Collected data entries
_ _ _ _ _

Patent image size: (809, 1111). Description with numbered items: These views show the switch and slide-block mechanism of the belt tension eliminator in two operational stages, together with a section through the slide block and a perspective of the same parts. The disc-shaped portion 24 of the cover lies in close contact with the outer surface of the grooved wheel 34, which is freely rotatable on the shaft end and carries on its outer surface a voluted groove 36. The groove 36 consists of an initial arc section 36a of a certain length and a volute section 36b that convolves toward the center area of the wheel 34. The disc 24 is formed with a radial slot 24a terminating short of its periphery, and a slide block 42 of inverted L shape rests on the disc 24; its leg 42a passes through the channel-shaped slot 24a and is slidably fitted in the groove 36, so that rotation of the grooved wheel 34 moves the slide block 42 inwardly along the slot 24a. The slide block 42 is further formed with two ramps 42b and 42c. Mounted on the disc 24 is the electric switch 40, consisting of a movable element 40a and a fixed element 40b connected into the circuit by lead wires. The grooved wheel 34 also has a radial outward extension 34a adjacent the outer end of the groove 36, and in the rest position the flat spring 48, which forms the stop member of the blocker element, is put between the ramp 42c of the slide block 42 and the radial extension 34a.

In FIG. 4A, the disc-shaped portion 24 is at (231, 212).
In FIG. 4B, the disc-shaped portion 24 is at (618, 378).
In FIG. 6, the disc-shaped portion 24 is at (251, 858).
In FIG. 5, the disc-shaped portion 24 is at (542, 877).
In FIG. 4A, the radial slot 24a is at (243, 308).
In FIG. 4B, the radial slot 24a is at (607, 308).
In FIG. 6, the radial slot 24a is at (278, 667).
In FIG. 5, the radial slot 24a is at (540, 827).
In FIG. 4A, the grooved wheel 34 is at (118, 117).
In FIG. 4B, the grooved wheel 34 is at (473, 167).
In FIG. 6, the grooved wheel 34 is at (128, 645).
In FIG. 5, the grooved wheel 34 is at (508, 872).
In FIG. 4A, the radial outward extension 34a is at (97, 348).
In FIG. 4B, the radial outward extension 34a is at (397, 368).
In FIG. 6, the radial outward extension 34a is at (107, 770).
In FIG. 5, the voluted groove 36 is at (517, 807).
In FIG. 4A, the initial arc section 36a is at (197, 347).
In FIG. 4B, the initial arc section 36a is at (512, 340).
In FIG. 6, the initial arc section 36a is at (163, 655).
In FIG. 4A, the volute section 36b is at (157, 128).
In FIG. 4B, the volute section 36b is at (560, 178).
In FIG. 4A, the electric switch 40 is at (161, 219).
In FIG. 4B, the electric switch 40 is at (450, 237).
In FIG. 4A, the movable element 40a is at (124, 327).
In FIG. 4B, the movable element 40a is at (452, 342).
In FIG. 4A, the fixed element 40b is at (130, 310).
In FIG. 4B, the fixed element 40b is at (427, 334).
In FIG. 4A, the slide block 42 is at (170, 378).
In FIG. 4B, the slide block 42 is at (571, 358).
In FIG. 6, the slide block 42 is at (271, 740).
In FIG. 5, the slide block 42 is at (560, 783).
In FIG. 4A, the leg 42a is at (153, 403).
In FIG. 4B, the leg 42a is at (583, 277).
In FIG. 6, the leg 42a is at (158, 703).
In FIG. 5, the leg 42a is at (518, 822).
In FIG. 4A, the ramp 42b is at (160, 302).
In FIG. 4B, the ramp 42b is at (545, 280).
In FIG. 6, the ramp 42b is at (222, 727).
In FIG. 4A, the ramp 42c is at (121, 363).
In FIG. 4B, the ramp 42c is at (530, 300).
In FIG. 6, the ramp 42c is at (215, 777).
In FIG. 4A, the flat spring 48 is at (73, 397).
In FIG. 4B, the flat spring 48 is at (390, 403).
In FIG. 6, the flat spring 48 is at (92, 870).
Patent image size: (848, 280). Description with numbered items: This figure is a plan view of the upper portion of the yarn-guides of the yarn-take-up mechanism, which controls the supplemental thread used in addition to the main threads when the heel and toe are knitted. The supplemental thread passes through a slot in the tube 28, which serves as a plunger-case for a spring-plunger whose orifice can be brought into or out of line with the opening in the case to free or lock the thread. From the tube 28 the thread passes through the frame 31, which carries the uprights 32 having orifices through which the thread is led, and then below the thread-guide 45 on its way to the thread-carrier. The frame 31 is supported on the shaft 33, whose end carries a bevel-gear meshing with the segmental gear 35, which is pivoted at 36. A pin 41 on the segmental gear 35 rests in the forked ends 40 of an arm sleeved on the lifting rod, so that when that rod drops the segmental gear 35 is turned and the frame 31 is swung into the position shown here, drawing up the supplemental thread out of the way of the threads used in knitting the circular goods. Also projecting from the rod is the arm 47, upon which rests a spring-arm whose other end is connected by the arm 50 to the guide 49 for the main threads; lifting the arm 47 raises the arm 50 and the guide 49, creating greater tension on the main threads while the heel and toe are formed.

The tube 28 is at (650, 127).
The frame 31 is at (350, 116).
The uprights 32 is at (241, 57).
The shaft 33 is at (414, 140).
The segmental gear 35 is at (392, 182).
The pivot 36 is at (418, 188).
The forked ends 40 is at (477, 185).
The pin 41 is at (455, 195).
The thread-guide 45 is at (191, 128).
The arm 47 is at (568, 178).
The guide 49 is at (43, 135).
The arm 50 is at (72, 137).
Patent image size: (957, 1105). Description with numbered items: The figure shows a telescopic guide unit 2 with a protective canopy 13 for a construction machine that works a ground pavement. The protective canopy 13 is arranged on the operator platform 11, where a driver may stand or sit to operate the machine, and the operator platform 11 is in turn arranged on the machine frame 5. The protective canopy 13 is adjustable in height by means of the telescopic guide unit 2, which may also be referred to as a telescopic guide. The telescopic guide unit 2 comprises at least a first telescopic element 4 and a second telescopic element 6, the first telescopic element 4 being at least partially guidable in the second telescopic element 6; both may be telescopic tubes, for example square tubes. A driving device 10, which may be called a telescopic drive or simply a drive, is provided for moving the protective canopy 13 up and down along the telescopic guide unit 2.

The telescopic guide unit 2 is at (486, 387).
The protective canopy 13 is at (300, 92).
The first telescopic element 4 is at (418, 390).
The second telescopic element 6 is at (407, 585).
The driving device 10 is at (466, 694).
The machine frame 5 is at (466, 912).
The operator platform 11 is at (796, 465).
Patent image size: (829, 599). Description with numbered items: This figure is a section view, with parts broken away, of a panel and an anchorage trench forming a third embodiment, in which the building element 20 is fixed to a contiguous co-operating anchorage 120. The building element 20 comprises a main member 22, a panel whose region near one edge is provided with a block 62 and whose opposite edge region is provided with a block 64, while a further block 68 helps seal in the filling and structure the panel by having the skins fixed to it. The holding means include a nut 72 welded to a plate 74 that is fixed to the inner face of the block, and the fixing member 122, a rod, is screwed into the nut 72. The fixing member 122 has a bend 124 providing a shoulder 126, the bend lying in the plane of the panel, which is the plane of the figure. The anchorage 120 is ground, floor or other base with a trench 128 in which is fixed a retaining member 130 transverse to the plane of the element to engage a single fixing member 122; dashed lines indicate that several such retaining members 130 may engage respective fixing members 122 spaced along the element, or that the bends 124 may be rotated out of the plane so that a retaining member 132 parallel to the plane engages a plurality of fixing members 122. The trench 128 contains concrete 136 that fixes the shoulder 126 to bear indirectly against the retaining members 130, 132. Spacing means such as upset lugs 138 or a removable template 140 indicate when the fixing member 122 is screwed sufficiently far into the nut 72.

_ _ _ _ _

What the task requires ▸
Can you format the data from the start through the line containing "In FIG. 6, the radial slot" as a two-column CSV with the headers description and answer, one row for each description with its answer, each field quoted and line breaks replaced by spaces?

Solution to this exercise ▸
description,answer
"Patent image size: (809, 1111). Description with numbered items: These views show the switch and slide-block mechanism of the belt tension eliminator in two operational stages, together with a section through the slide block and a perspective of the same parts. The disc-shaped portion 24 of the cover lies in close contact with the outer surface of the grooved wheel 34, which is freely rotatable on the shaft end and carries on its outer surface a voluted groove 36. The groove 36 consists of an initial arc section 36a of a certain length and a volute section 36b that convolves toward the center area of the wheel 34. The disc 24 is formed with a radial slot 24a terminating short of its periphery, and a slide block 42 of inverted L shape rests on the disc 24; its leg 42a passes through the channel-shaped slot 24a and is slidably fitted in the groove 36, so that rotation of the grooved wheel 34 moves the slide block 42 inwardly along the slot 24a. The slide block 42 is further formed with two ramps 42b and 42c. Mounted on the disc 24 is the electric switch 40, consisting of a movable element 40a and a fixed element 40b connected into the circuit by lead wires. The grooved wheel 34 also has a radial outward extension 34a adjacent the outer end of the groove 36, and in the rest position the flat spring 48, which forms the stop member of the blocker element, is put between the ramp 42c of the slide block 42 and the radial extension 34a.","In FIG. 4A, the disc-shaped portion 24 is at (231, 212). In FIG. 4B, the disc-shaped portion 24 is at (618, 378). In FIG. 6, the disc-shaped portion 24 is at (251, 858). In FIG. 5, the disc-shaped portion 24 is at (542, 877). In FIG. 4A, the radial slot 24a is at (243, 308). In FIG. 4B, the radial slot 24a is at (607, 308). In FIG. 6, the radial slot 24a is at (278, 667)."